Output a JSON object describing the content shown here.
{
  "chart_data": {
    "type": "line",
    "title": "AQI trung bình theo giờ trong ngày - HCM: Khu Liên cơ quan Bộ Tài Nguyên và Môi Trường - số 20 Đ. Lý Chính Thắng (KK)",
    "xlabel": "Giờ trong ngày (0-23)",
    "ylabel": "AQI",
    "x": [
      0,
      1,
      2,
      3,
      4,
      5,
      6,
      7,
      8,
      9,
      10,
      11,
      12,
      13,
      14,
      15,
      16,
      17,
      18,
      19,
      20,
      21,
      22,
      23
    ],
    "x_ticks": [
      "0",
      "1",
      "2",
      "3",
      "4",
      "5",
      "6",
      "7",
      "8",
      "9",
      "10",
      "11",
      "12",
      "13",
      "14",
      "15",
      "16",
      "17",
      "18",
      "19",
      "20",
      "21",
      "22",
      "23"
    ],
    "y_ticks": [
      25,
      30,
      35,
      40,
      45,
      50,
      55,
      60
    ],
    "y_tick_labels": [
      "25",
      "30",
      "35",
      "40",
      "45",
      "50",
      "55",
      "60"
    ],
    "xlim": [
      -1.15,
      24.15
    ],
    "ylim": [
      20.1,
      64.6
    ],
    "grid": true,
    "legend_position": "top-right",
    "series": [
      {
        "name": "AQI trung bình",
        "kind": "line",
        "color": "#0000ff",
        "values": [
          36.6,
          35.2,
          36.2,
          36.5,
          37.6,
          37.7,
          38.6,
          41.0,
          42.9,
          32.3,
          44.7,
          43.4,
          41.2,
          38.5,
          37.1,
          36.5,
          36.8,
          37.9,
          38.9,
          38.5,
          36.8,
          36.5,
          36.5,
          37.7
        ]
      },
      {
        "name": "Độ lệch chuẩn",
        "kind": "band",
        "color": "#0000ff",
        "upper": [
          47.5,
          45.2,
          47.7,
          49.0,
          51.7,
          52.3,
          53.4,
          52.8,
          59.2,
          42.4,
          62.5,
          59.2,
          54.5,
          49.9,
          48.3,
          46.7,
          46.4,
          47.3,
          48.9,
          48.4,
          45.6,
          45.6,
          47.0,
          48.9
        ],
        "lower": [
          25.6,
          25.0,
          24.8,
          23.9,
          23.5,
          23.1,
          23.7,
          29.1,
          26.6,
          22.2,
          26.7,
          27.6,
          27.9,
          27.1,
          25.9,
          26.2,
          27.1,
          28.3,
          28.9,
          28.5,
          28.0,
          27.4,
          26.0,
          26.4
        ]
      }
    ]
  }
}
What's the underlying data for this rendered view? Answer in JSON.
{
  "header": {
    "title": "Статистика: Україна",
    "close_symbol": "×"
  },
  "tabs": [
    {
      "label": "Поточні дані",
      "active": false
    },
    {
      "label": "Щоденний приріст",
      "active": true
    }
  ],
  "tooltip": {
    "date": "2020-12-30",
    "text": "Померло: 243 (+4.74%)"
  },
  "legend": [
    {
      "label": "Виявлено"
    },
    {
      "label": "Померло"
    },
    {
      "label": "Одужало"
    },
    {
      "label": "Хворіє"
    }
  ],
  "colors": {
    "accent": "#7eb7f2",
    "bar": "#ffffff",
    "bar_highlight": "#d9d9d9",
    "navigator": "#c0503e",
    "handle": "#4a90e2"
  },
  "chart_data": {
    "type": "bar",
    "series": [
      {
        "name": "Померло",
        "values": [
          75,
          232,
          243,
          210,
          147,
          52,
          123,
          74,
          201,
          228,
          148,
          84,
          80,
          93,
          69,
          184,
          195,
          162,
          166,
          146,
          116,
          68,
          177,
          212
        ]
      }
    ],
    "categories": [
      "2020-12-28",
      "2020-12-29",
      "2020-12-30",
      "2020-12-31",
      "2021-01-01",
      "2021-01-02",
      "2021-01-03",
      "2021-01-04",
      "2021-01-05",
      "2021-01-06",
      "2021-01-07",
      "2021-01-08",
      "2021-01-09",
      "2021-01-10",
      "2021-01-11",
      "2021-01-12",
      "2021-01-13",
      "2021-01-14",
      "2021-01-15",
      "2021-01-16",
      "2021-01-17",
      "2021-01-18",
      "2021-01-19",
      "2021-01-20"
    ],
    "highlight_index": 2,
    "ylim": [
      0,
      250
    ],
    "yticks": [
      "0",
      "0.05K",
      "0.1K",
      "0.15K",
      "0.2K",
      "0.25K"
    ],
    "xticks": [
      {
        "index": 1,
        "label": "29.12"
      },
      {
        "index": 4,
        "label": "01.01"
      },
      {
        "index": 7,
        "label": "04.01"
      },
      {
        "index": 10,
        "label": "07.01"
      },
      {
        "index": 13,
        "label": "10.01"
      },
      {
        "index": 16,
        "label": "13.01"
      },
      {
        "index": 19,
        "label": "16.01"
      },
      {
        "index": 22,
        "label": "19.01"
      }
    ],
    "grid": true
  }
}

Aim: Transcribe all of the entries without altering anything.

The response:
Output a JSON object describing the content shown here.
{
  "chart_data": {
    "type": "line",
    "title": "AQI trung bình theo giờ trong ngày - HCM: Khu Liên cơ quan Bộ Tài Nguyên và Môi Trường - số 20 Đ. Lý Chính Thắng (KK)",
    "xlabel": "Giờ trong ngày (0-23)",
    "ylabel": "AQI",
    "x": [
      0,
      1,
      2,
      3,
      4,
      5,
      6,
      7,
      8,
      9,
      10,
      11,
      12,
      13,
      14,
      15,
      16,
      17,
      18,
      19,
      20,
      21,
      22,
      23
    ],
    "x_ticks": [
      "0",
      "1",
      "2",
      "3",
      "4",
      "5",
      "6",
      "7",
      "8",
      "9",
      "10",
      "11",
      "12",
      "13",
      "14",
      "15",
      "16",
      "17",
      "18",
      "19",
      "20",
      "21",
      "22",
      "23"
    ],
    "y_ticks": [
      25,
      30,
      35,
      40,
      45,
      50,
      55,
      60
    ],
    "y_tick_labels": [
      "25",
      "30",
      "35",
      "40",
      "45",
      "50",
      "55",
      "60"
    ],
    "xlim": [
      -1.15,
      24.15
    ],
    "ylim": [
      20.1,
      64.6
    ],
    "grid": true,
    "legend_position": "top-right",
    "series": [
      {
        "name": "AQI trung bình",
        "kind": "line",
        "color": "#0000ff",
        "values": [
          36.6,
          35.2,
          36.2,
          36.5,
          37.6,
          37.7,
          38.6,
          41.0,
          42.9,
          32.3,
          44.7,
          43.4,
          41.2,
          38.5,
          37.1,
          36.5,
          36.8,
          37.9,
          38.9,
          38.5,
          36.8,
          36.5,
          36.5,
          37.7
        ]
      },
      {
        "name": "Độ lệch chuẩn",
        "kind": "band",
        "color": "#0000ff",
        "upper": [
          47.5,
          45.2,
          47.7,
          49.0,
          51.7,
          52.3,
          53.4,
          52.8,
          59.2,
          42.4,
          62.5,
          59.2,
          54.5,
          49.9,
          48.3,
          46.7,
          46.4,
          47.3,
          48.9,
          48.4,
          45.6,
          45.6,
          47.0,
          48.9
        ],
        "lower": [
          25.6,
          25.0,
          24.8,
          23.9,
          23.5,
          23.1,
          23.7,
          29.1,
          26.6,
          22.2,
          26.7,
          27.6,
          27.9,
          27.1,
          25.9,
          26.2,
          27.1,
          28.3,
          28.9,
          28.5,
          28.0,
          27.4,
          26.0,
          26.4
        ]
      }
    ]
  }
}
What's the underlying data for this rendered view? Answer in JSON.
{
  "header": {
    "title": "Статистика: Україна",
    "close_symbol": "×"
  },
  "tabs": [
    {
      "label": "Поточні дані",
      "active": false
    },
    {
      "label": "Щоденний приріст",
      "active": true
    }
  ],
  "tooltip": {
    "date": "2020-12-30",
    "text": "Померло: 243 (+4.74%)"
  },
  "legend": [
    {
      "label": "Виявлено"
    },
    {
      "label": "Померло"
    },
    {
      "label": "Одужало"
    },
    {
      "label": "Хворіє"
    }
  ],
  "colors": {
    "accent": "#7eb7f2",
    "bar": "#ffffff",
    "bar_highlight": "#d9d9d9",
    "navigator": "#c0503e",
    "handle": "#4a90e2"
  },
  "chart_data": {
    "type": "bar",
    "series": [
      {
        "name": "Померло",
        "values": [
          75,
          232,
          243,
          210,
          147,
          52,
          123,
          74,
          201,
          228,
          148,
          84,
          80,
          93,
          69,
          184,
          195,
          162,
          166,
          146,
          116,
          68,
          177,
          212
        ]
      }
    ],
    "categories": [
      "2020-12-28",
      "2020-12-29",
      "2020-12-30",
      "2020-12-31",
      "2021-01-01",
      "2021-01-02",
      "2021-01-03",
      "2021-01-04",
      "2021-01-05",
      "2021-01-06",
      "2021-01-07",
      "2021-01-08",
      "2021-01-09",
      "2021-01-10",
      "2021-01-11",
      "2021-01-12",
      "2021-01-13",
      "2021-01-14",
      "2021-01-15",
      "2021-01-16",
      "2021-01-17",
      "2021-01-18",
      "2021-01-19",
      "2021-01-20"
    ],
    "highlight_index": 2,
    "ylim": [
      0,
      250
    ],
    "yticks": [
      "0",
      "0.05K",
      "0.1K",
      "0.15K",
      "0.2K",
      "0.25K"
    ],
    "xticks": [
      {
        "index": 1,
        "label": "29.12"
      },
      {
        "index": 4,
        "label": "01.01"
      },
      {
        "index": 7,
        "label": "04.01"
      },
      {
        "index": 10,
        "label": "07.01"
      },
      {
        "index": 13,
        "label": "10.01"
      },
      {
        "index": 16,
        "label": "13.01"
      },
      {
        "index": 19,
        "label": "16.01"
      },
      {
        "index": 22,
        "label": "19.01"
      }
    ],
    "grid": true
  }
}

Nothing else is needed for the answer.